● **Work to do**
Transcribe every entry word for word, but skip the images.

------------------------------------------------

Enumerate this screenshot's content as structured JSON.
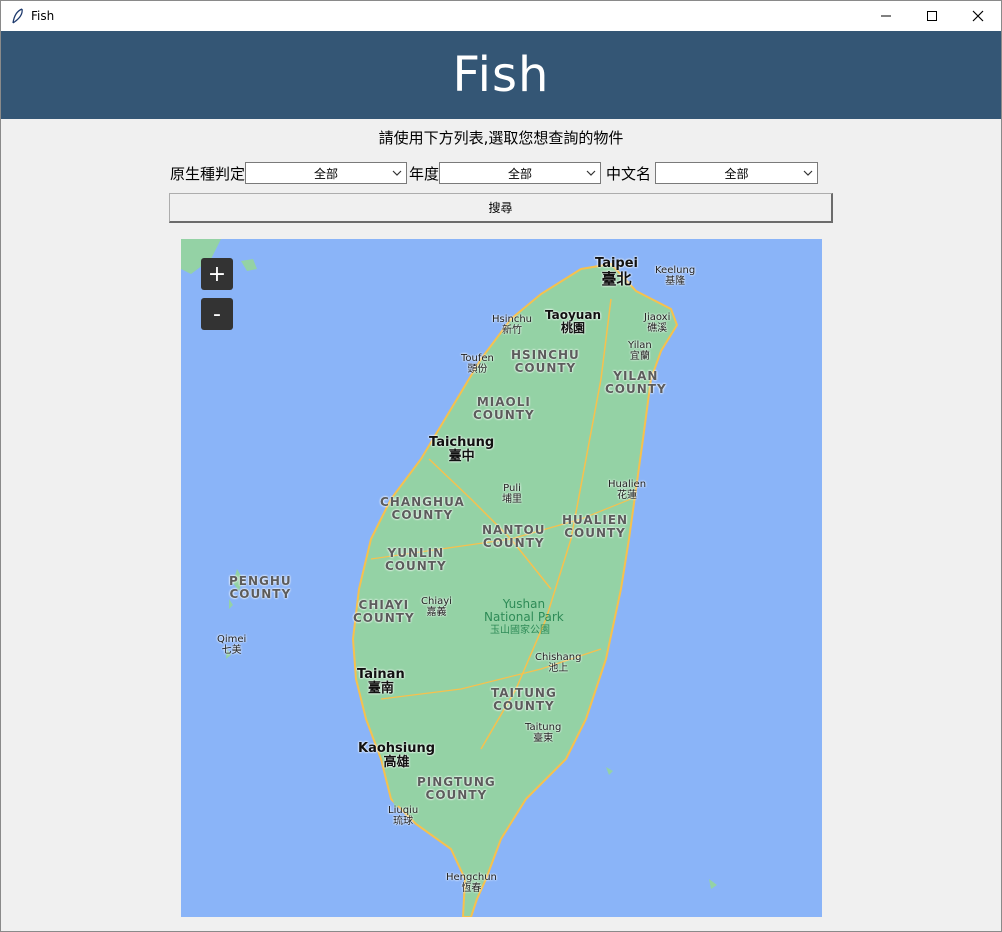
{
  "window": {
    "title": "Fish"
  },
  "header": {
    "title": "Fish"
  },
  "instruction": "請使用下方列表,選取您想查詢的物件",
  "filters": [
    {
      "label": "原生種判定",
      "value": "全部"
    },
    {
      "label": "年度",
      "value": "全部"
    },
    {
      "label": "中文名",
      "value": "全部"
    }
  ],
  "search_button": "搜尋",
  "map": {
    "zoom_in": "+",
    "zoom_out": "-",
    "labels": {
      "taipei_en": "Taipei",
      "taipei_zh": "臺北",
      "keelung_en": "Keelung",
      "keelung_zh": "基隆",
      "taoyuan_en": "Taoyuan",
      "taoyuan_zh": "桃園",
      "hsinchu_en": "Hsinchu",
      "hsinchu_zh": "新竹",
      "jiaoxi_en": "Jiaoxi",
      "jiaoxi_zh": "礁溪",
      "yilan_en": "Yilan",
      "yilan_zh": "宜蘭",
      "toufen_en": "Toufen",
      "toufen_zh": "頭份",
      "hsinchu_county": "HSINCHU\nCOUNTY",
      "yilan_county": "YILAN\nCOUNTY",
      "miaoli_county": "MIAOLI\nCOUNTY",
      "taichung_en": "Taichung",
      "taichung_zh": "臺中",
      "puli_en": "Puli",
      "puli_zh": "埔里",
      "hualien_en": "Hualien",
      "hualien_zh": "花蓮",
      "changhua_county": "CHANGHUA\nCOUNTY",
      "nantou_county": "NANTOU\nCOUNTY",
      "hualien_county": "HUALIEN\nCOUNTY",
      "yunlin_county": "YUNLIN\nCOUNTY",
      "penghu_county": "PENGHU\nCOUNTY",
      "chiayi_county": "CHIAYI\nCOUNTY",
      "chiayi_en": "Chiayi",
      "chiayi_zh": "嘉義",
      "yushan": "Yushan\nNational Park",
      "yushan_zh": "玉山國家公園",
      "qimei_en": "Qimei",
      "qimei_zh": "七美",
      "chishang_en": "Chishang",
      "chishang_zh": "池上",
      "tainan_en": "Tainan",
      "tainan_zh": "臺南",
      "taitung_county": "TAITUNG\nCOUNTY",
      "taitung_en": "Taitung",
      "taitung_zh": "臺東",
      "kaohsiung_en": "Kaohsiung",
      "kaohsiung_zh": "高雄",
      "pingtung_county": "PINGTUNG\nCOUNTY",
      "liuqiu_en": "Liuqiu",
      "liuqiu_zh": "琉球",
      "hengchun_en": "Hengchun",
      "hengchun_zh": "恆春"
    }
  },
  "colors": {
    "header_bg": "#345675",
    "sea": "#8ab4f8",
    "land": "#94d2a5",
    "road": "#f6c14e"
  }
}
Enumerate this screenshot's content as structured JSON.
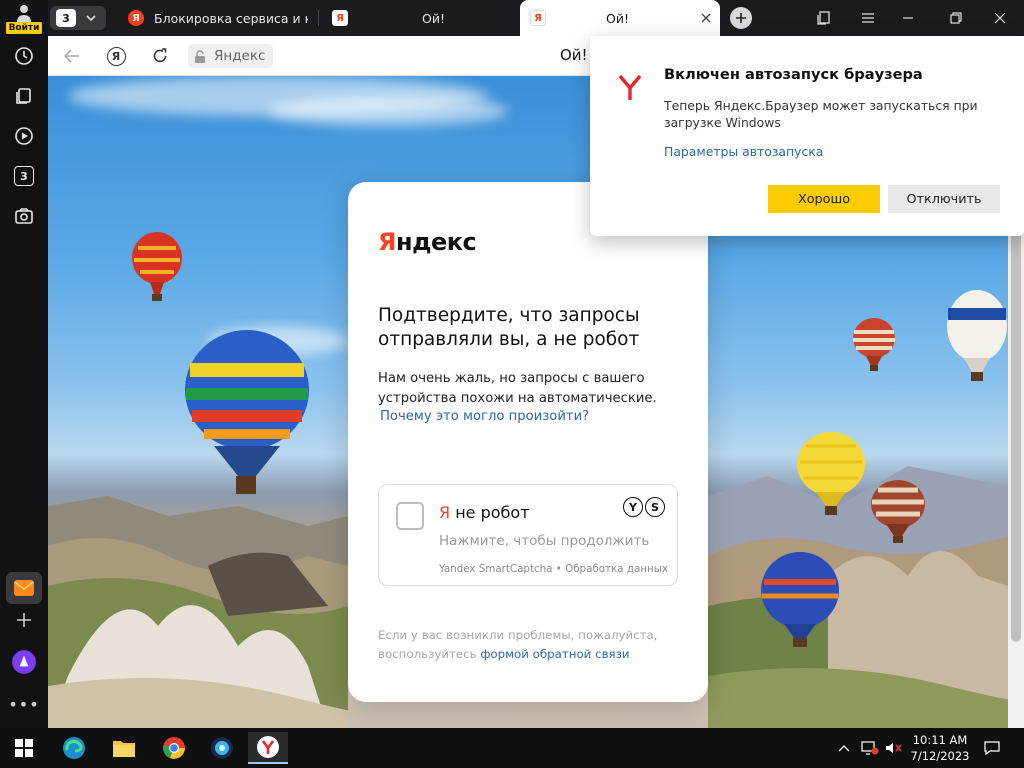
{
  "sidebar": {
    "login_label": "Войти",
    "tab_count": "3"
  },
  "tabs": [
    {
      "label": "Блокировка сервиса и ка",
      "active": false
    },
    {
      "label": "Ой!",
      "active": false
    },
    {
      "label": "Ой!",
      "active": true
    }
  ],
  "tabgroup_count": "3",
  "addressbar": {
    "site_label": "Яндекс",
    "page_title": "Ой!"
  },
  "captcha": {
    "logo_ya": "Я",
    "logo_rest": "ндекс",
    "title": "Подтвердите, что запросы отправляли вы, а не робот",
    "text": "Нам очень жаль, но запросы с вашего устройства похожи на автоматические.",
    "why_link": "Почему это могло произойти?",
    "notrobot_ya": "Я",
    "notrobot_rest": " не робот",
    "hint": "Нажмите, чтобы продолжить",
    "brand": "Yandex SmartCaptcha • Обработка данных",
    "feedback_text": "Если у вас возникли проблемы, пожалуйста, воспользуйтесь ",
    "feedback_link": "формой обратной связи"
  },
  "popup": {
    "title": "Включен автозапуск браузера",
    "text": "Теперь Яндекс.Браузер может запускаться при загрузке Windows",
    "link": "Параметры автозапуска",
    "ok": "Хорошо",
    "off": "Отключить"
  },
  "taskbar": {
    "time": "10:11 AM",
    "date": "7/12/2023"
  },
  "colors": {
    "yandex_red": "#fc3f1d",
    "accent_yellow": "#ffcc00",
    "link_blue": "#2a67b1"
  }
}
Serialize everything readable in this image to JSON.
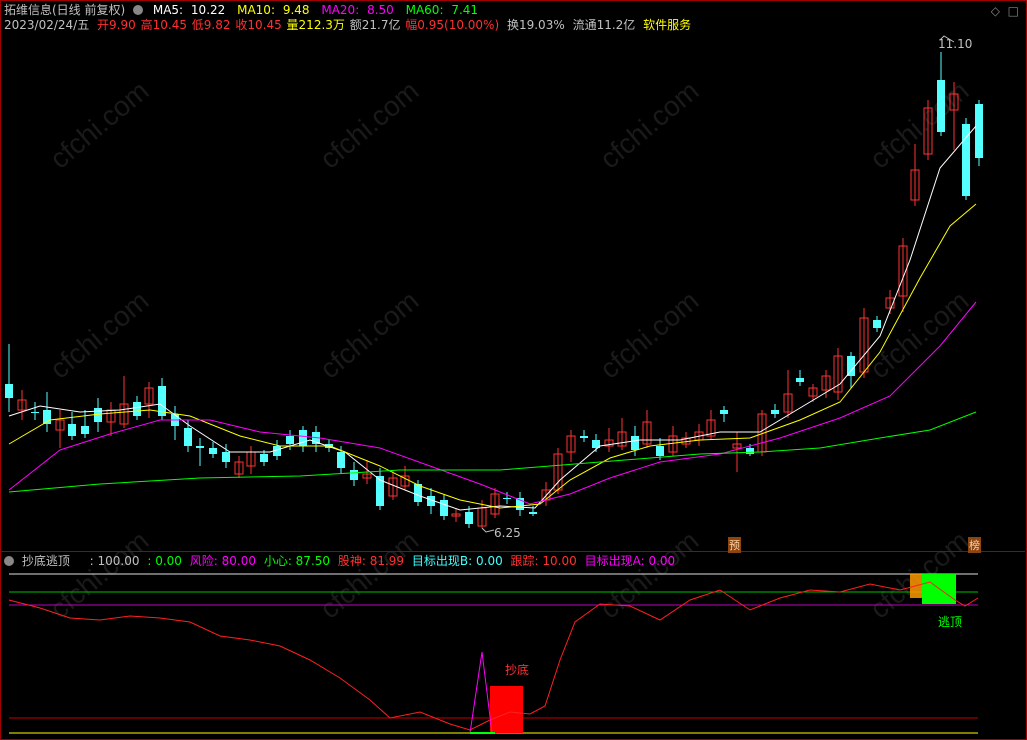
{
  "title_bar": {
    "stock": "拓维信息(日线 前复权)",
    "ma": [
      {
        "label": "MA5:",
        "value": "10.22",
        "color": "#ffffff"
      },
      {
        "label": "MA10:",
        "value": "9.48",
        "color": "#ffff00"
      },
      {
        "label": "MA20:",
        "value": "8.50",
        "color": "#ff00ff"
      },
      {
        "label": "MA60:",
        "value": "7.41",
        "color": "#00ff00"
      }
    ]
  },
  "info_bar": {
    "date": "2023/02/24/五",
    "open": "开9.90",
    "high": "高10.45",
    "low": "低9.82",
    "close": "收10.45",
    "volume": "量212.3万",
    "amount": "额21.7亿",
    "change": "幅0.95(10.00%)",
    "turnover": "换19.03%",
    "float": "流通11.2亿",
    "industry": "软件服务"
  },
  "price_labels": {
    "high": "11.10",
    "low": "6.25"
  },
  "markers": {
    "yu": "预",
    "bang": "榜"
  },
  "indicator": {
    "name": "抄底逃顶",
    "items": [
      {
        "text": ": 100.00",
        "color": "#c0c0c0"
      },
      {
        "text": ": 0.00",
        "color": "#00ff00"
      },
      {
        "text": "风险: 80.00",
        "color": "#ff00ff"
      },
      {
        "text": "小心: 87.50",
        "color": "#00ff00"
      },
      {
        "text": "股神: 81.99",
        "color": "#ff3030"
      },
      {
        "text": "目标出现B: 0.00",
        "color": "#40ffff"
      },
      {
        "text": "跟踪: 10.00",
        "color": "#ff3030"
      },
      {
        "text": "目标出现A: 0.00",
        "color": "#ff00ff"
      }
    ],
    "buy_label": "抄底",
    "sell_label": "逃顶"
  },
  "watermark": "cfchi.com",
  "colors": {
    "up": "#ff3232",
    "down": "#54ffff",
    "ma5": "#ffffff",
    "ma10": "#ffff00",
    "ma20": "#ff00ff",
    "ma60": "#00ff00"
  }
}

------------------------------------------------

● **Exercise output**
Enumerate this screenshot's content as structured JSON.
{
  "window": {
    "title": "Fish"
  },
  "header": {
    "title": "Fish"
  },
  "instruction": "請使用下方列表,選取您想查詢的物件",
  "filters": [
    {
      "label": "原生種判定",
      "value": "全部"
    },
    {
      "label": "年度",
      "value": "全部"
    },
    {
      "label": "中文名",
      "value": "全部"
    }
  ],
  "search_button": "搜尋",
  "map": {
    "zoom_in": "+",
    "zoom_out": "-",
    "labels": {
      "taipei_en": "Taipei",
      "taipei_zh": "臺北",
      "keelung_en": "Keelung",
      "keelung_zh": "基隆",
      "taoyuan_en": "Taoyuan",
      "taoyuan_zh": "桃園",
      "hsinchu_en": "Hsinchu",
      "hsinchu_zh": "新竹",
      "jiaoxi_en": "Jiaoxi",
      "jiaoxi_zh": "礁溪",
      "yilan_en": "Yilan",
      "yilan_zh": "宜蘭",
      "toufen_en": "Toufen",
      "toufen_zh": "頭份",
      "hsinchu_county": "HSINCHU\nCOUNTY",
      "yilan_county": "YILAN\nCOUNTY",
      "miaoli_county": "MIAOLI\nCOUNTY",
      "taichung_en": "Taichung",
      "taichung_zh": "臺中",
      "puli_en": "Puli",
      "puli_zh": "埔里",
      "hualien_en": "Hualien",
      "hualien_zh": "花蓮",
      "changhua_county": "CHANGHUA\nCOUNTY",
      "nantou_county": "NANTOU\nCOUNTY",
      "hualien_county": "HUALIEN\nCOUNTY",
      "yunlin_county": "YUNLIN\nCOUNTY",
      "penghu_county": "PENGHU\nCOUNTY",
      "chiayi_county": "CHIAYI\nCOUNTY",
      "chiayi_en": "Chiayi",
      "chiayi_zh": "嘉義",
      "yushan": "Yushan\nNational Park",
      "yushan_zh": "玉山國家公園",
      "qimei_en": "Qimei",
      "qimei_zh": "七美",
      "chishang_en": "Chishang",
      "chishang_zh": "池上",
      "tainan_en": "Tainan",
      "tainan_zh": "臺南",
      "taitung_county": "TAITUNG\nCOUNTY",
      "taitung_en": "Taitung",
      "taitung_zh": "臺東",
      "kaohsiung_en": "Kaohsiung",
      "kaohsiung_zh": "高雄",
      "pingtung_county": "PINGTUNG\nCOUNTY",
      "liuqiu_en": "Liuqiu",
      "liuqiu_zh": "琉球",
      "hengchun_en": "Hengchun",
      "hengchun_zh": "恆春"
    }
  },
  "colors": {
    "header_bg": "#345675",
    "sea": "#8ab4f8",
    "land": "#94d2a5",
    "road": "#f6c14e"
  }
}
Enumerate this screenshot's content as structured JSON.
{
  "sidebar": {
    "login_label": "Войти",
    "tab_count": "3"
  },
  "tabs": [
    {
      "label": "Блокировка сервиса и ка",
      "active": false
    },
    {
      "label": "Ой!",
      "active": false
    },
    {
      "label": "Ой!",
      "active": true
    }
  ],
  "tabgroup_count": "3",
  "addressbar": {
    "site_label": "Яндекс",
    "page_title": "Ой!"
  },
  "captcha": {
    "logo_ya": "Я",
    "logo_rest": "ндекс",
    "title": "Подтвердите, что запросы отправляли вы, а не робот",
    "text": "Нам очень жаль, но запросы с вашего устройства похожи на автоматические.",
    "why_link": "Почему это могло произойти?",
    "notrobot_ya": "Я",
    "notrobot_rest": " не робот",
    "hint": "Нажмите, чтобы продолжить",
    "brand": "Yandex SmartCaptcha • Обработка данных",
    "feedback_text": "Если у вас возникли проблемы, пожалуйста, воспользуйтесь ",
    "feedback_link": "формой обратной связи"
  },
  "popup": {
    "title": "Включен автозапуск браузера",
    "text": "Теперь Яндекс.Браузер может запускаться при загрузке Windows",
    "link": "Параметры автозапуска",
    "ok": "Хорошо",
    "off": "Отключить"
  },
  "taskbar": {
    "time": "10:11 AM",
    "date": "7/12/2023"
  },
  "colors": {
    "yandex_red": "#fc3f1d",
    "accent_yellow": "#ffcc00",
    "link_blue": "#2a67b1"
  }
}
Serialize everything readable in this image to JSON.
{
  "title_bar": {
    "stock": "拓维信息(日线 前复权)",
    "ma": [
      {
        "label": "MA5:",
        "value": "10.22",
        "color": "#ffffff"
      },
      {
        "label": "MA10:",
        "value": "9.48",
        "color": "#ffff00"
      },
      {
        "label": "MA20:",
        "value": "8.50",
        "color": "#ff00ff"
      },
      {
        "label": "MA60:",
        "value": "7.41",
        "color": "#00ff00"
      }
    ]
  },
  "info_bar": {
    "date": "2023/02/24/五",
    "open": "开9.90",
    "high": "高10.45",
    "low": "低9.82",
    "close": "收10.45",
    "volume": "量212.3万",
    "amount": "额21.7亿",
    "change": "幅0.95(10.00%)",
    "turnover": "换19.03%",
    "float": "流通11.2亿",
    "industry": "软件服务"
  },
  "price_labels": {
    "high": "11.10",
    "low": "6.25"
  },
  "markers": {
    "yu": "预",
    "bang": "榜"
  },
  "indicator": {
    "name": "抄底逃顶",
    "items": [
      {
        "text": ": 100.00",
        "color": "#c0c0c0"
      },
      {
        "text": ": 0.00",
        "color": "#00ff00"
      },
      {
        "text": "风险: 80.00",
        "color": "#ff00ff"
      },
      {
        "text": "小心: 87.50",
        "color": "#00ff00"
      },
      {
        "text": "股神: 81.99",
        "color": "#ff3030"
      },
      {
        "text": "目标出现B: 0.00",
        "color": "#40ffff"
      },
      {
        "text": "跟踪: 10.00",
        "color": "#ff3030"
      },
      {
        "text": "目标出现A: 0.00",
        "color": "#ff00ff"
      }
    ],
    "buy_label": "抄底",
    "sell_label": "逃顶"
  },
  "watermark": "cfchi.com",
  "colors": {
    "up": "#ff3232",
    "down": "#54ffff",
    "ma5": "#ffffff",
    "ma10": "#ffff00",
    "ma20": "#ff00ff",
    "ma60": "#00ff00"
  }
}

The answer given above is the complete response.